To be done: Transcribe every entry word for word, but skip the images.

※ ※ ※

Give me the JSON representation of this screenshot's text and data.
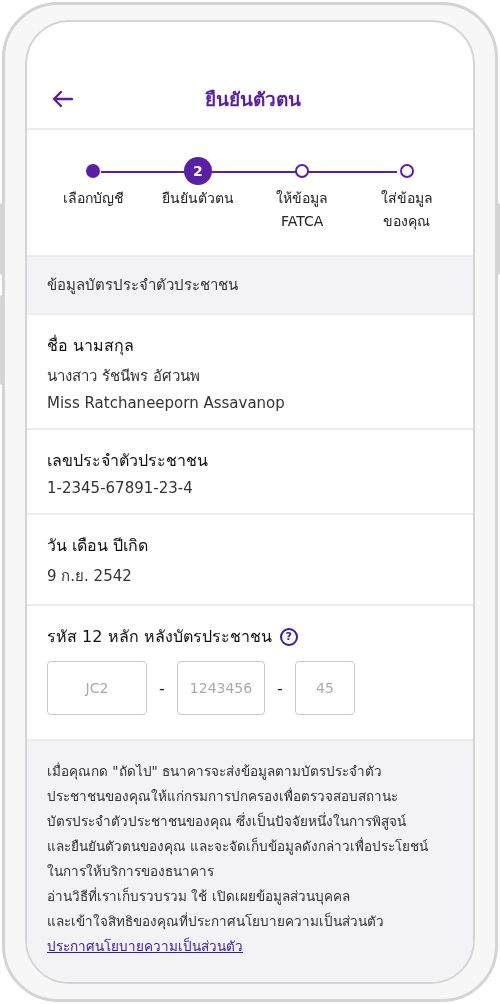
{
  "header": {
    "title": "ยืนยันตัวตน"
  },
  "steps": [
    {
      "label": "เลือกบัญชี",
      "kind": "done"
    },
    {
      "label": "ยืนยันตัวตน",
      "kind": "current",
      "number": "2"
    },
    {
      "label": "ให้ข้อมูล\nFATCA",
      "kind": "pending"
    },
    {
      "label": "ใส่ข้อมูล\nของคุณ",
      "kind": "pending"
    }
  ],
  "section_title": "ข้อมูลบัตรประจำตัวประชาชน",
  "fields": [
    {
      "label": "ชื่อ นามสกุล",
      "values": [
        "นางสาว รัชนีพร อัศวนพ",
        "Miss Ratchaneeporn Assavanop"
      ]
    },
    {
      "label": "เลขประจำตัวประชาชน",
      "values": [
        "1-2345-67891-23-4"
      ]
    },
    {
      "label": "วัน เดือน ปีเกิด",
      "values": [
        "9 ก.ย. 2542"
      ]
    }
  ],
  "laser_code": {
    "label": "รหัส 12 หลัก หลังบัตรประชาชน",
    "help": "?",
    "inputs": [
      {
        "placeholder": "JC2"
      },
      {
        "placeholder": "1243456"
      },
      {
        "placeholder": "45"
      }
    ],
    "separators": [
      "-",
      "-"
    ]
  },
  "notice": {
    "text": "เมื่อคุณกด \"ถัดไป\" ธนาคารจะส่งข้อมูลตามบัตรประจำตัว\nประชาชนของคุณให้แก่กรมการปกครองเพื่อตรวจสอบสถานะ\nบัตรประจำตัวประชาชนของคุณ ซึ่งเป็นปัจจัยหนึ่งในการพิสูจน์\nและยืนยันตัวตนของคุณ และจะจัดเก็บข้อมูลดังกล่าวเพื่อประโยชน์\nในการให้บริการของธนาคาร\nอ่านวิธีที่เราเก็บรวบรวม ใช้ เปิดเผยข้อมูลส่วนบุคคล\nและเข้าใจสิทธิของคุณที่ประกาศนโยบายความเป็นส่วนตัว",
    "link": "ประกาศนโยบายความเป็นส่วนตัว"
  }
}
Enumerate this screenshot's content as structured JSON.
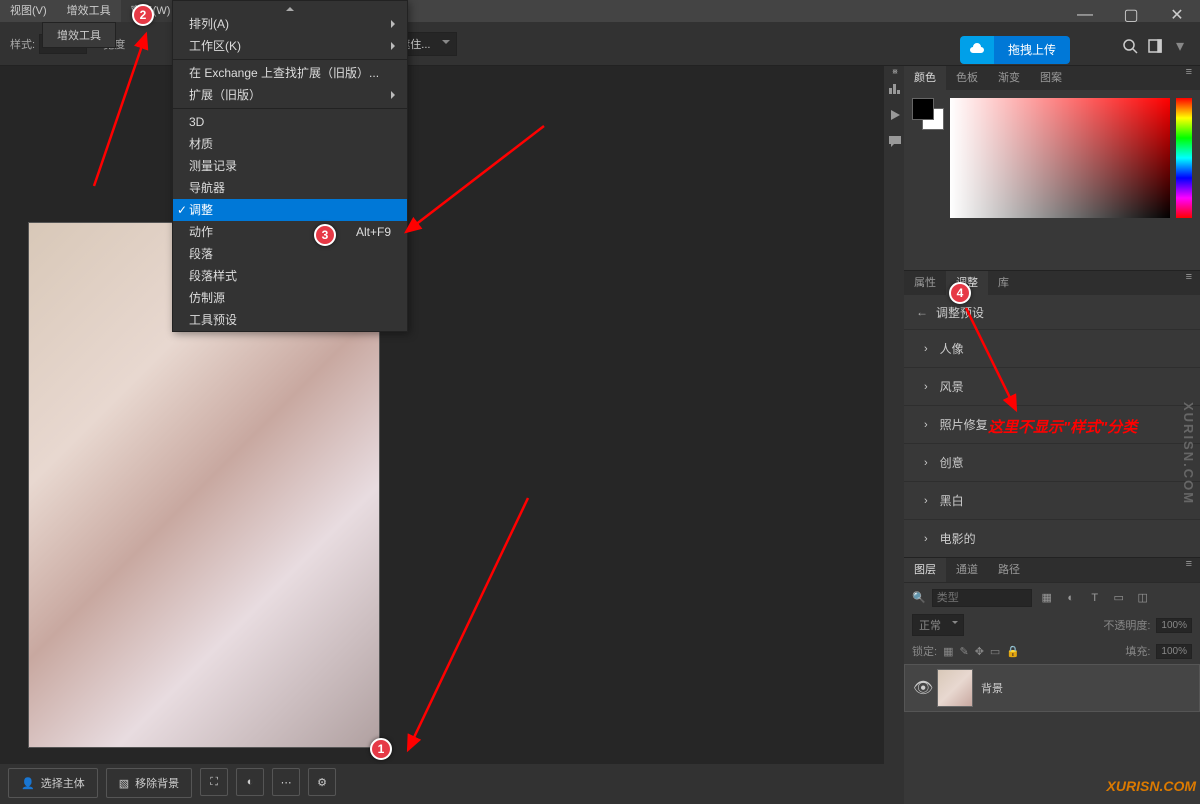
{
  "menubar": {
    "view": "视图(V)",
    "filters": "增效工具",
    "window": "窗口(W)",
    "filters2": "增效工具"
  },
  "opt": {
    "style": "样式:",
    "width": "宽度",
    "mask": "并遮住..."
  },
  "upload": "拖拽上传",
  "menu": {
    "arrange": "排列(A)",
    "workspace": "工作区(K)",
    "exchange": "在 Exchange 上查找扩展（旧版）...",
    "ext": "扩展（旧版）",
    "d3": "3D",
    "mat": "材质",
    "meas": "测量记录",
    "nav": "导航器",
    "adj": "调整",
    "act": "动作",
    "act_sc": "Alt+F9",
    "para": "段落",
    "pstyle": "段落样式",
    "clone": "仿制源",
    "tpre": "工具预设"
  },
  "tabs1": {
    "color": "颜色",
    "swatch": "色板",
    "grad": "渐变",
    "pat": "图案"
  },
  "tabs2": {
    "prop": "属性",
    "adj": "调整",
    "lib": "库"
  },
  "adj": {
    "back": "调整预设",
    "p": "人像",
    "l": "风景",
    "r": "照片修复",
    "c": "创意",
    "bw": "黑白",
    "ci": "电影的"
  },
  "tabs3": {
    "lay": "图层",
    "chan": "通道",
    "path": "路径"
  },
  "layer": {
    "search": "类型",
    "blend": "正常",
    "opacity_l": "不透明度:",
    "opacity": "100%",
    "lock": "锁定:",
    "fill_l": "填充:",
    "fill": "100%",
    "name": "背景"
  },
  "btm": {
    "sel": "选择主体",
    "rem": "移除背景"
  },
  "ann": "这里不显示\"样式\"分类",
  "wm": "XURISN.COM",
  "wmv": "XURISN.COM"
}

※ ※ ※

Exercise answer:
Give me the JSON representation of this screenshot's text and data.
{
  "header": {
    "title": "ยืนยันตัวตน"
  },
  "steps": [
    {
      "label": "เลือกบัญชี",
      "kind": "done"
    },
    {
      "label": "ยืนยันตัวตน",
      "kind": "current",
      "number": "2"
    },
    {
      "label": "ให้ข้อมูล\nFATCA",
      "kind": "pending"
    },
    {
      "label": "ใส่ข้อมูล\nของคุณ",
      "kind": "pending"
    }
  ],
  "section_title": "ข้อมูลบัตรประจำตัวประชาชน",
  "fields": [
    {
      "label": "ชื่อ นามสกุล",
      "values": [
        "นางสาว รัชนีพร อัศวนพ",
        "Miss Ratchaneeporn Assavanop"
      ]
    },
    {
      "label": "เลขประจำตัวประชาชน",
      "values": [
        "1-2345-67891-23-4"
      ]
    },
    {
      "label": "วัน เดือน ปีเกิด",
      "values": [
        "9 ก.ย. 2542"
      ]
    }
  ],
  "laser_code": {
    "label": "รหัส 12 หลัก หลังบัตรประชาชน",
    "help": "?",
    "inputs": [
      {
        "placeholder": "JC2"
      },
      {
        "placeholder": "1243456"
      },
      {
        "placeholder": "45"
      }
    ],
    "separators": [
      "-",
      "-"
    ]
  },
  "notice": {
    "text": "เมื่อคุณกด \"ถัดไป\" ธนาคารจะส่งข้อมูลตามบัตรประจำตัว\nประชาชนของคุณให้แก่กรมการปกครองเพื่อตรวจสอบสถานะ\nบัตรประจำตัวประชาชนของคุณ ซึ่งเป็นปัจจัยหนึ่งในการพิสูจน์\nและยืนยันตัวตนของคุณ และจะจัดเก็บข้อมูลดังกล่าวเพื่อประโยชน์\nในการให้บริการของธนาคาร\nอ่านวิธีที่เราเก็บรวบรวม ใช้ เปิดเผยข้อมูลส่วนบุคคล\nและเข้าใจสิทธิของคุณที่ประกาศนโยบายความเป็นส่วนตัว",
    "link": "ประกาศนโยบายความเป็นส่วนตัว"
  }
}
Enumerate this screenshot's content as structured JSON.
{
  "menubar": {
    "view": "视图(V)",
    "filters": "增效工具",
    "window": "窗口(W)",
    "filters2": "增效工具"
  },
  "opt": {
    "style": "样式:",
    "width": "宽度",
    "mask": "并遮住..."
  },
  "upload": "拖拽上传",
  "menu": {
    "arrange": "排列(A)",
    "workspace": "工作区(K)",
    "exchange": "在 Exchange 上查找扩展（旧版）...",
    "ext": "扩展（旧版）",
    "d3": "3D",
    "mat": "材质",
    "meas": "测量记录",
    "nav": "导航器",
    "adj": "调整",
    "act": "动作",
    "act_sc": "Alt+F9",
    "para": "段落",
    "pstyle": "段落样式",
    "clone": "仿制源",
    "tpre": "工具预设"
  },
  "tabs1": {
    "color": "颜色",
    "swatch": "色板",
    "grad": "渐变",
    "pat": "图案"
  },
  "tabs2": {
    "prop": "属性",
    "adj": "调整",
    "lib": "库"
  },
  "adj": {
    "back": "调整预设",
    "p": "人像",
    "l": "风景",
    "r": "照片修复",
    "c": "创意",
    "bw": "黑白",
    "ci": "电影的"
  },
  "tabs3": {
    "lay": "图层",
    "chan": "通道",
    "path": "路径"
  },
  "layer": {
    "search": "类型",
    "blend": "正常",
    "opacity_l": "不透明度:",
    "opacity": "100%",
    "lock": "锁定:",
    "fill_l": "填充:",
    "fill": "100%",
    "name": "背景"
  },
  "btm": {
    "sel": "选择主体",
    "rem": "移除背景"
  },
  "ann": "这里不显示\"样式\"分类",
  "wm": "XURISN.COM",
  "wmv": "XURISN.COM"
}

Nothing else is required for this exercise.